SET PROBLEM: Repeat the records below exactly, leaving out any pictures.

(Data entries)
====

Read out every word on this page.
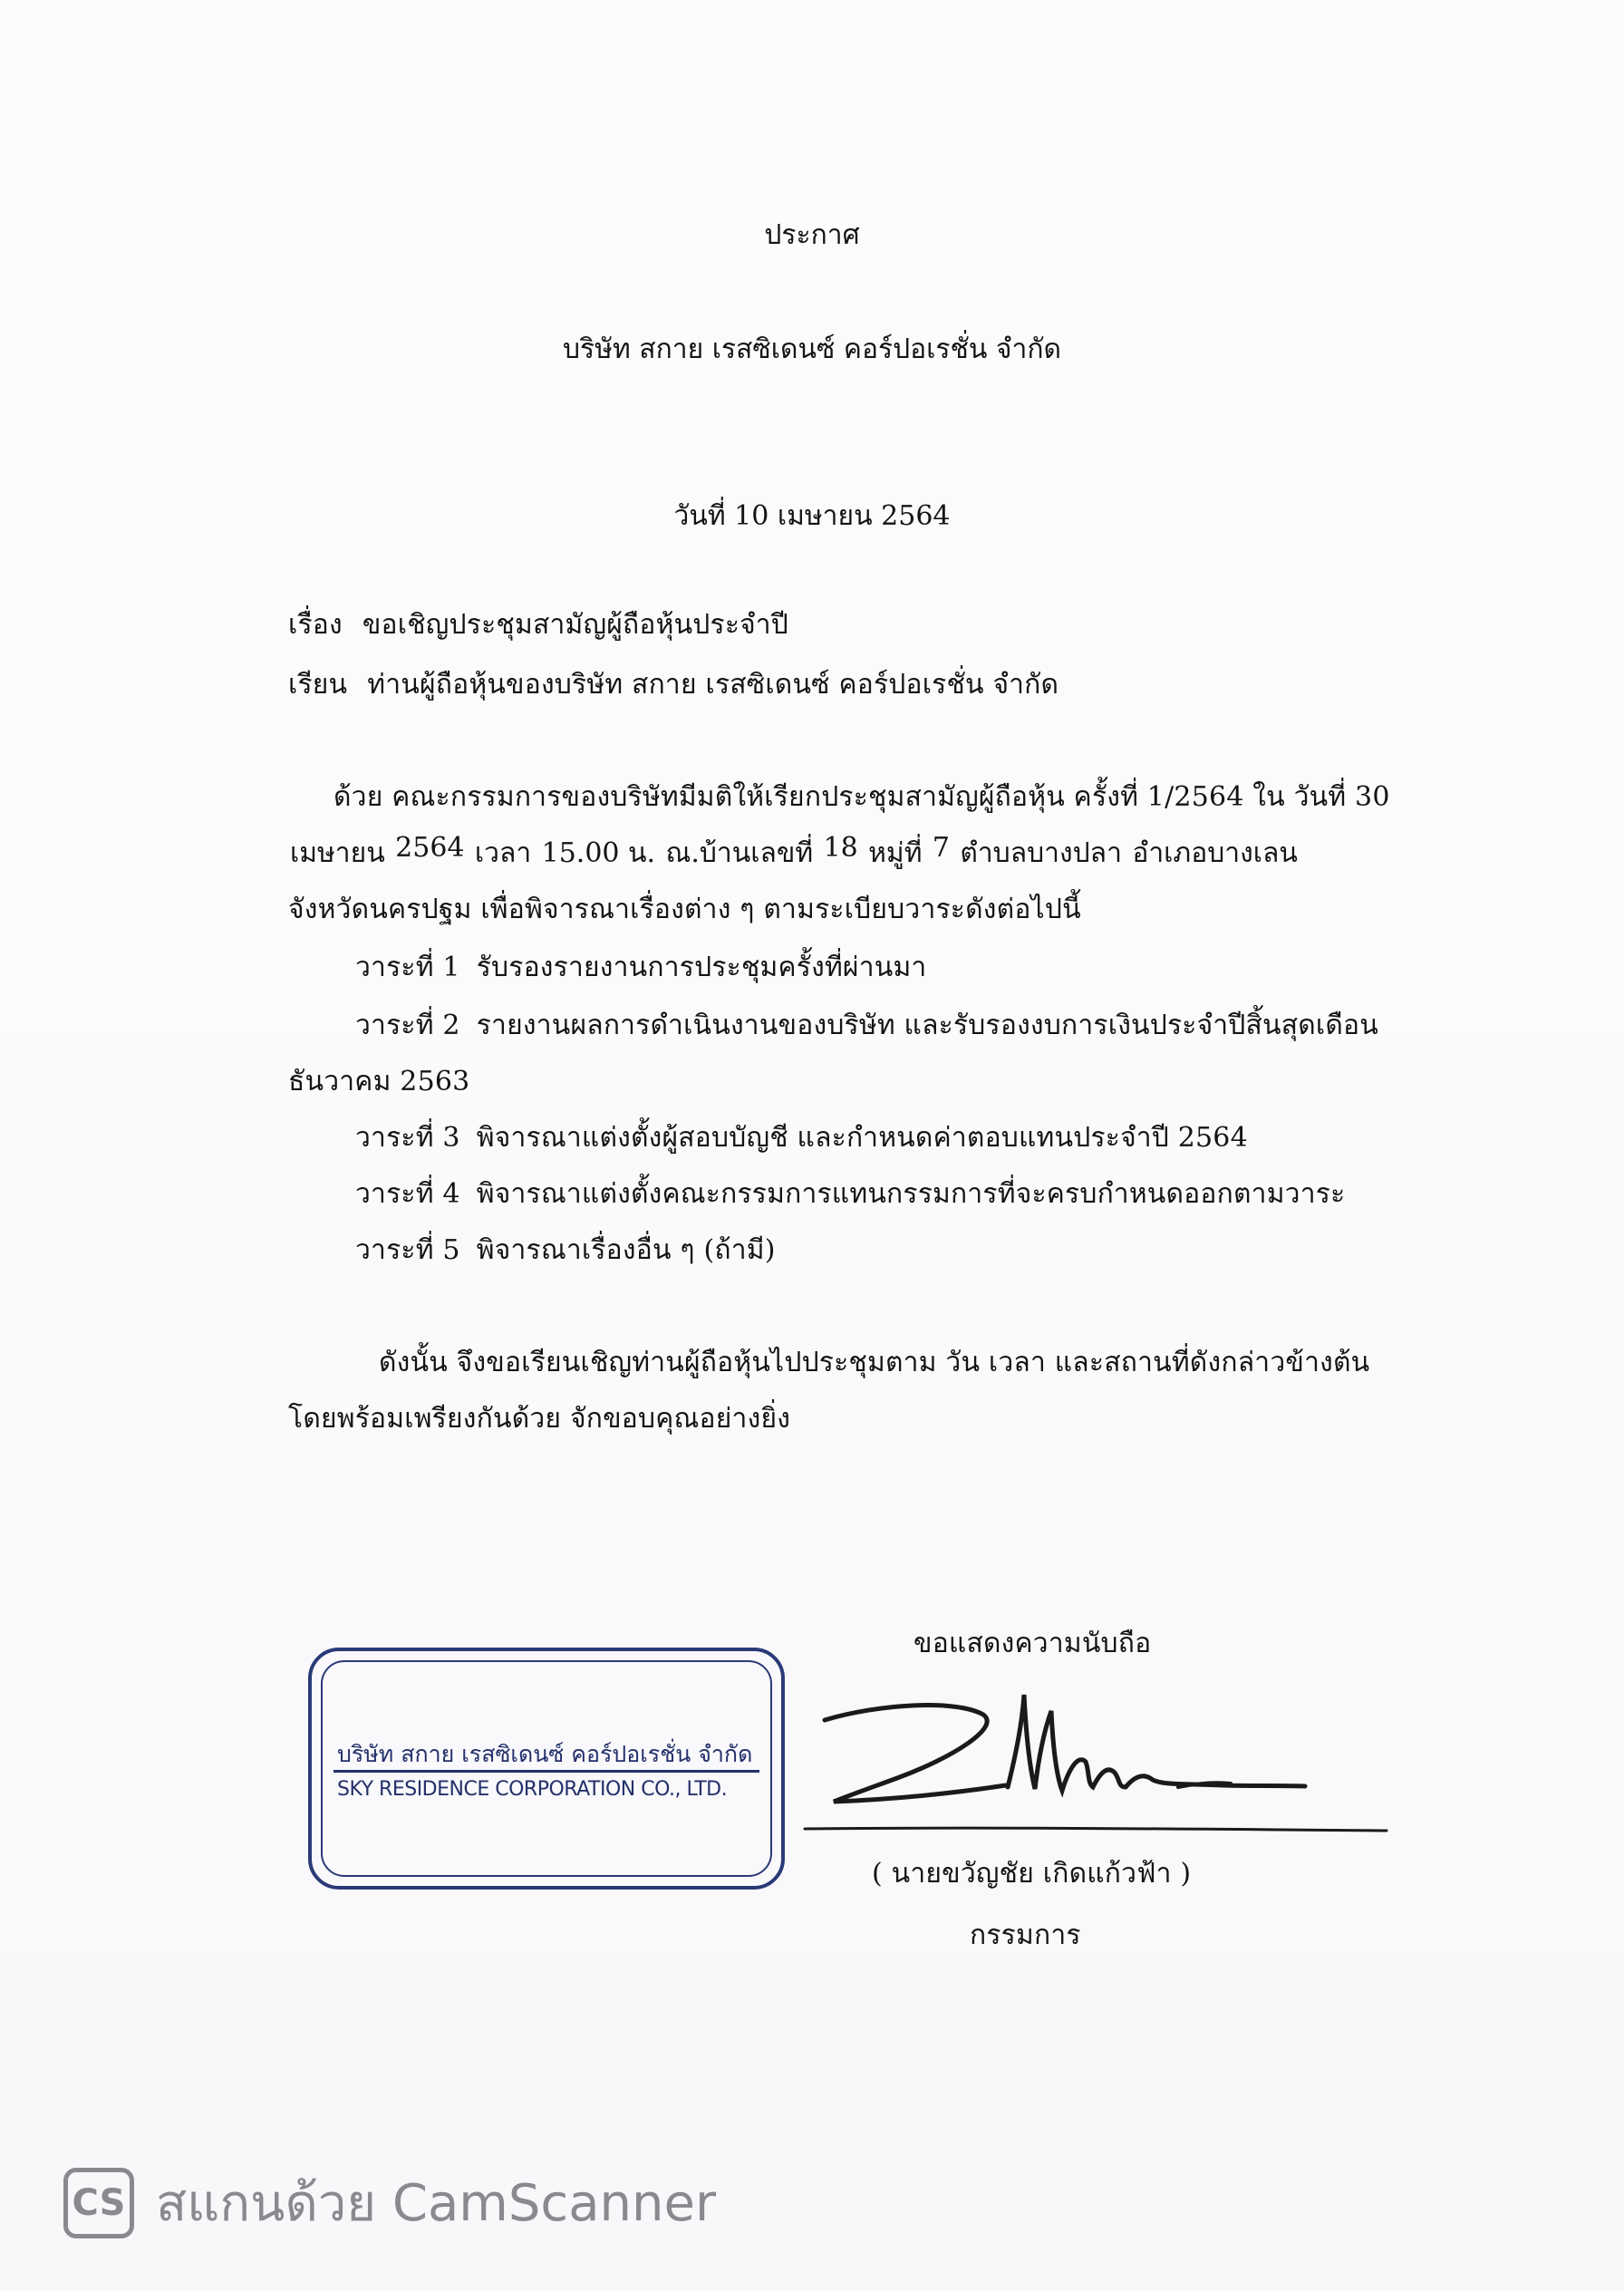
ประกาศ
บริษัท สกาย เรสซิเดนซ์ คอร์ปอเรชั่น จำกัด
วันที่ 10 เมษายน 2564
เรื่อง ขอเชิญประชุมสามัญผู้ถือหุ้นประจำปี
เรียน ท่านผู้ถือหุ้นของบริษัท สกาย เรสซิเดนซ์ คอร์ปอเรชั่น จำกัด
ด้วย คณะกรรมการของบริษัทมีมติให้เรียกประชุมสามัญผู้ถือหุ้น ครั้งที่ 1/2564 ใน วันที่ 30
เมษายน 2564 เวลา 15.00 น. ณ.บ้านเลขที่ 18 หมู่ที่ 7 ตำบลบางปลา อำเภอบางเลน
จังหวัดนครปฐม เพื่อพิจารณาเรื่องต่าง ๆ ตามระเบียบวาระดังต่อไปนี้
วาระที่ 1 รับรองรายงานการประชุมครั้งที่ผ่านมา
วาระที่ 2 รายงานผลการดำเนินงานของบริษัท และรับรองงบการเงินประจำปีสิ้นสุดเดือน
ธันวาคม 2563
วาระที่ 3 พิจารณาแต่งตั้งผู้สอบบัญชี และกำหนดค่าตอบแทนประจำปี 2564
วาระที่ 4 พิจารณาแต่งตั้งคณะกรรมการแทนกรรมการที่จะครบกำหนดออกตามวาระ
วาระที่ 5 พิจารณาเรื่องอื่น ๆ (ถ้ามี)
ดังนั้น จึงขอเรียนเชิญท่านผู้ถือหุ้นไปประชุมตาม วัน เวลา และสถานที่ดังกล่าวข้างต้น
โดยพร้อมเพรียงกันด้วย จักขอบคุณอย่างยิ่ง
ขอแสดงความนับถือ
บริษัท สกาย เรสซิเดนซ์ คอร์ปอเรชั่น จำกัด
SKY RESIDENCE CORPORATION CO., LTD.
( นายขวัญชัย เกิดแก้วฟ้า )
กรรมการ
CS สแกนด้วย CamScanner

====

SOLUTION TO THIS EXERCISE:
Read out every word on this page.
ประกาศ
บริษัท สกาย เรสซิเดนซ์ คอร์ปอเรชั่น จำกัด
วันที่ 10 เมษายน 2564
เรื่อง ขอเชิญประชุมสามัญผู้ถือหุ้นประจำปี
เรียน ท่านผู้ถือหุ้นของบริษัท สกาย เรสซิเดนซ์ คอร์ปอเรชั่น จำกัด
ด้วย คณะกรรมการของบริษัทมีมติให้เรียกประชุมสามัญผู้ถือหุ้น ครั้งที่ 1/2564 ใน วันที่ 30
เมษายน 2564 เวลา 15.00 น. ณ.บ้านเลขที่ 18 หมู่ที่ 7 ตำบลบางปลา อำเภอบางเลน
จังหวัดนครปฐม เพื่อพิจารณาเรื่องต่าง ๆ ตามระเบียบวาระดังต่อไปนี้
วาระที่ 1 รับรองรายงานการประชุมครั้งที่ผ่านมา
วาระที่ 2 รายงานผลการดำเนินงานของบริษัท และรับรองงบการเงินประจำปีสิ้นสุดเดือน
ธันวาคม 2563
วาระที่ 3 พิจารณาแต่งตั้งผู้สอบบัญชี และกำหนดค่าตอบแทนประจำปี 2564
วาระที่ 4 พิจารณาแต่งตั้งคณะกรรมการแทนกรรมการที่จะครบกำหนดออกตามวาระ
วาระที่ 5 พิจารณาเรื่องอื่น ๆ (ถ้ามี)
ดังนั้น จึงขอเรียนเชิญท่านผู้ถือหุ้นไปประชุมตาม วัน เวลา และสถานที่ดังกล่าวข้างต้น
โดยพร้อมเพรียงกันด้วย จักขอบคุณอย่างยิ่ง
ขอแสดงความนับถือ
บริษัท สกาย เรสซิเดนซ์ คอร์ปอเรชั่น จำกัด
SKY RESIDENCE CORPORATION CO., LTD.
( นายขวัญชัย เกิดแก้วฟ้า )
กรรมการ
CS สแกนด้วย CamScanner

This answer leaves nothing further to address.